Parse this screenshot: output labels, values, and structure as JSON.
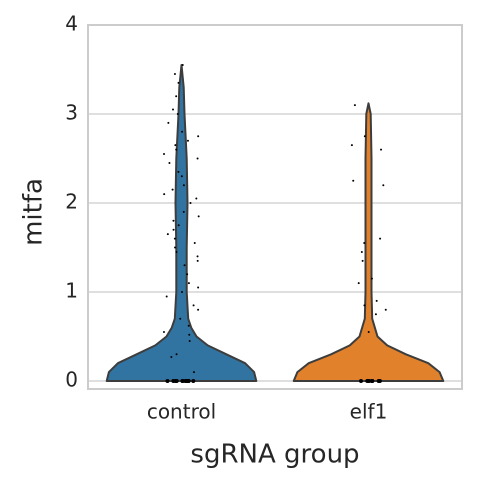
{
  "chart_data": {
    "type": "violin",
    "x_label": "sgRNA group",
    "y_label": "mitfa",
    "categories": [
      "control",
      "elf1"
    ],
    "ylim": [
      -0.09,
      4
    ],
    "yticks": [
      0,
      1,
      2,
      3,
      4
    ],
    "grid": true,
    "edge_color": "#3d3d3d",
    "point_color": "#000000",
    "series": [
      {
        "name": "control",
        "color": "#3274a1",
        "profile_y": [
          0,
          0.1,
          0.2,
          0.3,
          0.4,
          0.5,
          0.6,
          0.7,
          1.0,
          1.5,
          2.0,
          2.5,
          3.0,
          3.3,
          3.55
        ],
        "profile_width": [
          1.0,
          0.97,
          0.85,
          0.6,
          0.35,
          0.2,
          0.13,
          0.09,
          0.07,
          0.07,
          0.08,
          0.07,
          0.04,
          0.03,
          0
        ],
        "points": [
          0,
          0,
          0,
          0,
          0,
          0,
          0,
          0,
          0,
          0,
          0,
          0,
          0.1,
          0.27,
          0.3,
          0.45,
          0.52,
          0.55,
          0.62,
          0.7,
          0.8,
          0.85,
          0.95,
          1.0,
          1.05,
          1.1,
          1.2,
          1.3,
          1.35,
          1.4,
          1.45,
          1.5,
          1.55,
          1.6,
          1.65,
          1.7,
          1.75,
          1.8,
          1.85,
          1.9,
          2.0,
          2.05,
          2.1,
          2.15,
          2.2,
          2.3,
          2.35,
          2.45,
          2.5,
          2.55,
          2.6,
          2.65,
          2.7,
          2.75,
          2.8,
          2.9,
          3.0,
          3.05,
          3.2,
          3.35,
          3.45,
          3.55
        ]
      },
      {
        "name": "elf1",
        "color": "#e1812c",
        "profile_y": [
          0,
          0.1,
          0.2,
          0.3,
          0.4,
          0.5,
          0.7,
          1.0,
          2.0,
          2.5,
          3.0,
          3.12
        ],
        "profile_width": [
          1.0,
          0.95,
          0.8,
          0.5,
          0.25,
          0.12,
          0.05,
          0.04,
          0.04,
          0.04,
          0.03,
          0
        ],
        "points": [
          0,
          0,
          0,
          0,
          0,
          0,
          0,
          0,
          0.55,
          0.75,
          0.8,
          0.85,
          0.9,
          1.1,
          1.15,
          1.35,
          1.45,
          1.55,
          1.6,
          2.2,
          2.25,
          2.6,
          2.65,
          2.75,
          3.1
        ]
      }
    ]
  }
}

.....

Exercise objective
Print each of the records above exactly as written, leaving no picture in the copy.

Response for this exercise
Parse this screenshot: output labels, values, and structure as JSON.
{
  "chart_data": {
    "type": "violin",
    "x_label": "sgRNA group",
    "y_label": "mitfa",
    "categories": [
      "control",
      "elf1"
    ],
    "ylim": [
      -0.09,
      4
    ],
    "yticks": [
      0,
      1,
      2,
      3,
      4
    ],
    "grid": true,
    "edge_color": "#3d3d3d",
    "point_color": "#000000",
    "series": [
      {
        "name": "control",
        "color": "#3274a1",
        "profile_y": [
          0,
          0.1,
          0.2,
          0.3,
          0.4,
          0.5,
          0.6,
          0.7,
          1.0,
          1.5,
          2.0,
          2.5,
          3.0,
          3.3,
          3.55
        ],
        "profile_width": [
          1.0,
          0.97,
          0.85,
          0.6,
          0.35,
          0.2,
          0.13,
          0.09,
          0.07,
          0.07,
          0.08,
          0.07,
          0.04,
          0.03,
          0
        ],
        "points": [
          0,
          0,
          0,
          0,
          0,
          0,
          0,
          0,
          0,
          0,
          0,
          0,
          0.1,
          0.27,
          0.3,
          0.45,
          0.52,
          0.55,
          0.62,
          0.7,
          0.8,
          0.85,
          0.95,
          1.0,
          1.05,
          1.1,
          1.2,
          1.3,
          1.35,
          1.4,
          1.45,
          1.5,
          1.55,
          1.6,
          1.65,
          1.7,
          1.75,
          1.8,
          1.85,
          1.9,
          2.0,
          2.05,
          2.1,
          2.15,
          2.2,
          2.3,
          2.35,
          2.45,
          2.5,
          2.55,
          2.6,
          2.65,
          2.7,
          2.75,
          2.8,
          2.9,
          3.0,
          3.05,
          3.2,
          3.35,
          3.45,
          3.55
        ]
      },
      {
        "name": "elf1",
        "color": "#e1812c",
        "profile_y": [
          0,
          0.1,
          0.2,
          0.3,
          0.4,
          0.5,
          0.7,
          1.0,
          2.0,
          2.5,
          3.0,
          3.12
        ],
        "profile_width": [
          1.0,
          0.95,
          0.8,
          0.5,
          0.25,
          0.12,
          0.05,
          0.04,
          0.04,
          0.04,
          0.03,
          0
        ],
        "points": [
          0,
          0,
          0,
          0,
          0,
          0,
          0,
          0,
          0.55,
          0.75,
          0.8,
          0.85,
          0.9,
          1.1,
          1.15,
          1.35,
          1.45,
          1.55,
          1.6,
          2.2,
          2.25,
          2.6,
          2.65,
          2.75,
          3.1
        ]
      }
    ]
  }
}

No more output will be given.